- SET TASK -
Return, word for word, every line that follows.

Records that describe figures
┄┄┄┄┄┄┄┄┄┄┄┄┄┄┄┄┄┄┄┄
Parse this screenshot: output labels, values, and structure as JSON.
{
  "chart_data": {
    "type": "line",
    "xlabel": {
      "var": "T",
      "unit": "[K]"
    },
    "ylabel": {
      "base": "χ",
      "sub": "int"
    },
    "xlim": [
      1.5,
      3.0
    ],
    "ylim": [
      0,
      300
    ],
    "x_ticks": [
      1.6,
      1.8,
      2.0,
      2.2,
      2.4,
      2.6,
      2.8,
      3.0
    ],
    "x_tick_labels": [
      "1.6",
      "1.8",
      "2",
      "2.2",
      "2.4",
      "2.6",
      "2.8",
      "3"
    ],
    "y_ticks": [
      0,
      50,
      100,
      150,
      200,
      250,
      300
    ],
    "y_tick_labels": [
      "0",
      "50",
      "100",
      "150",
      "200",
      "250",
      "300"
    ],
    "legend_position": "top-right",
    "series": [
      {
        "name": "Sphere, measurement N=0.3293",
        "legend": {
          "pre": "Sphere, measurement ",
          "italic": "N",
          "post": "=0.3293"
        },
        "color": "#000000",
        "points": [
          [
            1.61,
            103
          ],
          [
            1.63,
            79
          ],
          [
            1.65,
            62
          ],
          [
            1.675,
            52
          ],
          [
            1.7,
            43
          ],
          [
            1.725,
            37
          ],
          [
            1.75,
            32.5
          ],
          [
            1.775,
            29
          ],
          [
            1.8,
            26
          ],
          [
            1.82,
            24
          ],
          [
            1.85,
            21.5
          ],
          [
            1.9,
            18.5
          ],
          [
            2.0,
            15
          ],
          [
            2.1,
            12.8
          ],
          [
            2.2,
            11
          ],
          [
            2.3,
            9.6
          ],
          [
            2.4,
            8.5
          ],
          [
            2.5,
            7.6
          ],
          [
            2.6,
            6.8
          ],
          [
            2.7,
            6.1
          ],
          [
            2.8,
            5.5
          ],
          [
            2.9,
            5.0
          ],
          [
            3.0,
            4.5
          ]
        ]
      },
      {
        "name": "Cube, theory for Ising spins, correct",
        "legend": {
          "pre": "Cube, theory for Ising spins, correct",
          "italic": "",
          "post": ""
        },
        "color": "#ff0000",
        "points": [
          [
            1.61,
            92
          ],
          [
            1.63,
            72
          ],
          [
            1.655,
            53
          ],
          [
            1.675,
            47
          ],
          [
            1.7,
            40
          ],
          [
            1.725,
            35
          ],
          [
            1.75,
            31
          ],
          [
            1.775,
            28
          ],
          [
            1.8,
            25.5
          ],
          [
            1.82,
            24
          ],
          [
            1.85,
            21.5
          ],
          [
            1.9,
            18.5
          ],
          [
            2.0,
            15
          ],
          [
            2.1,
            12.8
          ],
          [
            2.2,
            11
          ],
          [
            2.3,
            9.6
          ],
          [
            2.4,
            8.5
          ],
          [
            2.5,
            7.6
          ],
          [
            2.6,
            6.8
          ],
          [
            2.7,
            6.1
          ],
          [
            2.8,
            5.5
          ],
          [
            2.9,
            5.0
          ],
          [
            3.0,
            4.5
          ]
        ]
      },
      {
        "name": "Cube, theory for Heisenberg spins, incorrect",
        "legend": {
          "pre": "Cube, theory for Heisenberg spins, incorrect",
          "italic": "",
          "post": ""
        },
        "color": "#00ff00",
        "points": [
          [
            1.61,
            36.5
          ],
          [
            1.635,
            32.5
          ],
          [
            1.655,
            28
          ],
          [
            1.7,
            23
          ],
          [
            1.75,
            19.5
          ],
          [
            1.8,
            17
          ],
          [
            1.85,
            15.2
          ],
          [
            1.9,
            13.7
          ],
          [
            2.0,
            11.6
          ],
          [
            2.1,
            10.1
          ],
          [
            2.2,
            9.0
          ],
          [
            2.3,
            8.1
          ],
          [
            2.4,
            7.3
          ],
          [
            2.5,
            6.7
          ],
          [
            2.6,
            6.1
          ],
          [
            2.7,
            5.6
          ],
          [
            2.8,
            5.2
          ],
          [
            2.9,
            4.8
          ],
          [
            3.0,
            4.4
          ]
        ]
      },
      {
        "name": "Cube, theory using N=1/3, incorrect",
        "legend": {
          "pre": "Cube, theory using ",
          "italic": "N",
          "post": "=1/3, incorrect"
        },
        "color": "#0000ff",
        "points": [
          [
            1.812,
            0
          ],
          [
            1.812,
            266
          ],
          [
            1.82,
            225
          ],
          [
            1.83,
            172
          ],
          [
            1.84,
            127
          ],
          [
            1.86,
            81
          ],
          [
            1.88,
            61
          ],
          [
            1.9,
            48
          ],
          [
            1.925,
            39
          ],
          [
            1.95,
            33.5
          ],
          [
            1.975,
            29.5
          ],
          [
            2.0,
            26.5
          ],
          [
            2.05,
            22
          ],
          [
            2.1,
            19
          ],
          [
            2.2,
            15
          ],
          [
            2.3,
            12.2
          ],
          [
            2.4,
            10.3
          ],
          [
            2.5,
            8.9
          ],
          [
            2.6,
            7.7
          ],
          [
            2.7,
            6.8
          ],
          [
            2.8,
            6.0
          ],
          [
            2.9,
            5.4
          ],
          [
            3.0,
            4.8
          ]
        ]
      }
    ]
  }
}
┄┄┄┄┄┄┄┄┄┄┄┄┄┄┄┄┄┄┄┄
- FINISHED EXERCISE -
Parse this screenshot: output labels, values, and structure as JSON.
{
  "chart_data": {
    "type": "line",
    "xlabel": {
      "var": "T",
      "unit": "[K]"
    },
    "ylabel": {
      "base": "χ",
      "sub": "int"
    },
    "xlim": [
      1.5,
      3.0
    ],
    "ylim": [
      0,
      300
    ],
    "x_ticks": [
      1.6,
      1.8,
      2.0,
      2.2,
      2.4,
      2.6,
      2.8,
      3.0
    ],
    "x_tick_labels": [
      "1.6",
      "1.8",
      "2",
      "2.2",
      "2.4",
      "2.6",
      "2.8",
      "3"
    ],
    "y_ticks": [
      0,
      50,
      100,
      150,
      200,
      250,
      300
    ],
    "y_tick_labels": [
      "0",
      "50",
      "100",
      "150",
      "200",
      "250",
      "300"
    ],
    "legend_position": "top-right",
    "series": [
      {
        "name": "Sphere, measurement N=0.3293",
        "legend": {
          "pre": "Sphere, measurement ",
          "italic": "N",
          "post": "=0.3293"
        },
        "color": "#000000",
        "points": [
          [
            1.61,
            103
          ],
          [
            1.63,
            79
          ],
          [
            1.65,
            62
          ],
          [
            1.675,
            52
          ],
          [
            1.7,
            43
          ],
          [
            1.725,
            37
          ],
          [
            1.75,
            32.5
          ],
          [
            1.775,
            29
          ],
          [
            1.8,
            26
          ],
          [
            1.82,
            24
          ],
          [
            1.85,
            21.5
          ],
          [
            1.9,
            18.5
          ],
          [
            2.0,
            15
          ],
          [
            2.1,
            12.8
          ],
          [
            2.2,
            11
          ],
          [
            2.3,
            9.6
          ],
          [
            2.4,
            8.5
          ],
          [
            2.5,
            7.6
          ],
          [
            2.6,
            6.8
          ],
          [
            2.7,
            6.1
          ],
          [
            2.8,
            5.5
          ],
          [
            2.9,
            5.0
          ],
          [
            3.0,
            4.5
          ]
        ]
      },
      {
        "name": "Cube, theory for Ising spins, correct",
        "legend": {
          "pre": "Cube, theory for Ising spins, correct",
          "italic": "",
          "post": ""
        },
        "color": "#ff0000",
        "points": [
          [
            1.61,
            92
          ],
          [
            1.63,
            72
          ],
          [
            1.655,
            53
          ],
          [
            1.675,
            47
          ],
          [
            1.7,
            40
          ],
          [
            1.725,
            35
          ],
          [
            1.75,
            31
          ],
          [
            1.775,
            28
          ],
          [
            1.8,
            25.5
          ],
          [
            1.82,
            24
          ],
          [
            1.85,
            21.5
          ],
          [
            1.9,
            18.5
          ],
          [
            2.0,
            15
          ],
          [
            2.1,
            12.8
          ],
          [
            2.2,
            11
          ],
          [
            2.3,
            9.6
          ],
          [
            2.4,
            8.5
          ],
          [
            2.5,
            7.6
          ],
          [
            2.6,
            6.8
          ],
          [
            2.7,
            6.1
          ],
          [
            2.8,
            5.5
          ],
          [
            2.9,
            5.0
          ],
          [
            3.0,
            4.5
          ]
        ]
      },
      {
        "name": "Cube, theory for Heisenberg spins, incorrect",
        "legend": {
          "pre": "Cube, theory for Heisenberg spins, incorrect",
          "italic": "",
          "post": ""
        },
        "color": "#00ff00",
        "points": [
          [
            1.61,
            36.5
          ],
          [
            1.635,
            32.5
          ],
          [
            1.655,
            28
          ],
          [
            1.7,
            23
          ],
          [
            1.75,
            19.5
          ],
          [
            1.8,
            17
          ],
          [
            1.85,
            15.2
          ],
          [
            1.9,
            13.7
          ],
          [
            2.0,
            11.6
          ],
          [
            2.1,
            10.1
          ],
          [
            2.2,
            9.0
          ],
          [
            2.3,
            8.1
          ],
          [
            2.4,
            7.3
          ],
          [
            2.5,
            6.7
          ],
          [
            2.6,
            6.1
          ],
          [
            2.7,
            5.6
          ],
          [
            2.8,
            5.2
          ],
          [
            2.9,
            4.8
          ],
          [
            3.0,
            4.4
          ]
        ]
      },
      {
        "name": "Cube, theory using N=1/3, incorrect",
        "legend": {
          "pre": "Cube, theory using ",
          "italic": "N",
          "post": "=1/3, incorrect"
        },
        "color": "#0000ff",
        "points": [
          [
            1.812,
            0
          ],
          [
            1.812,
            266
          ],
          [
            1.82,
            225
          ],
          [
            1.83,
            172
          ],
          [
            1.84,
            127
          ],
          [
            1.86,
            81
          ],
          [
            1.88,
            61
          ],
          [
            1.9,
            48
          ],
          [
            1.925,
            39
          ],
          [
            1.95,
            33.5
          ],
          [
            1.975,
            29.5
          ],
          [
            2.0,
            26.5
          ],
          [
            2.05,
            22
          ],
          [
            2.1,
            19
          ],
          [
            2.2,
            15
          ],
          [
            2.3,
            12.2
          ],
          [
            2.4,
            10.3
          ],
          [
            2.5,
            8.9
          ],
          [
            2.6,
            7.7
          ],
          [
            2.7,
            6.8
          ],
          [
            2.8,
            6.0
          ],
          [
            2.9,
            5.4
          ],
          [
            3.0,
            4.8
          ]
        ]
      }
    ]
  }
}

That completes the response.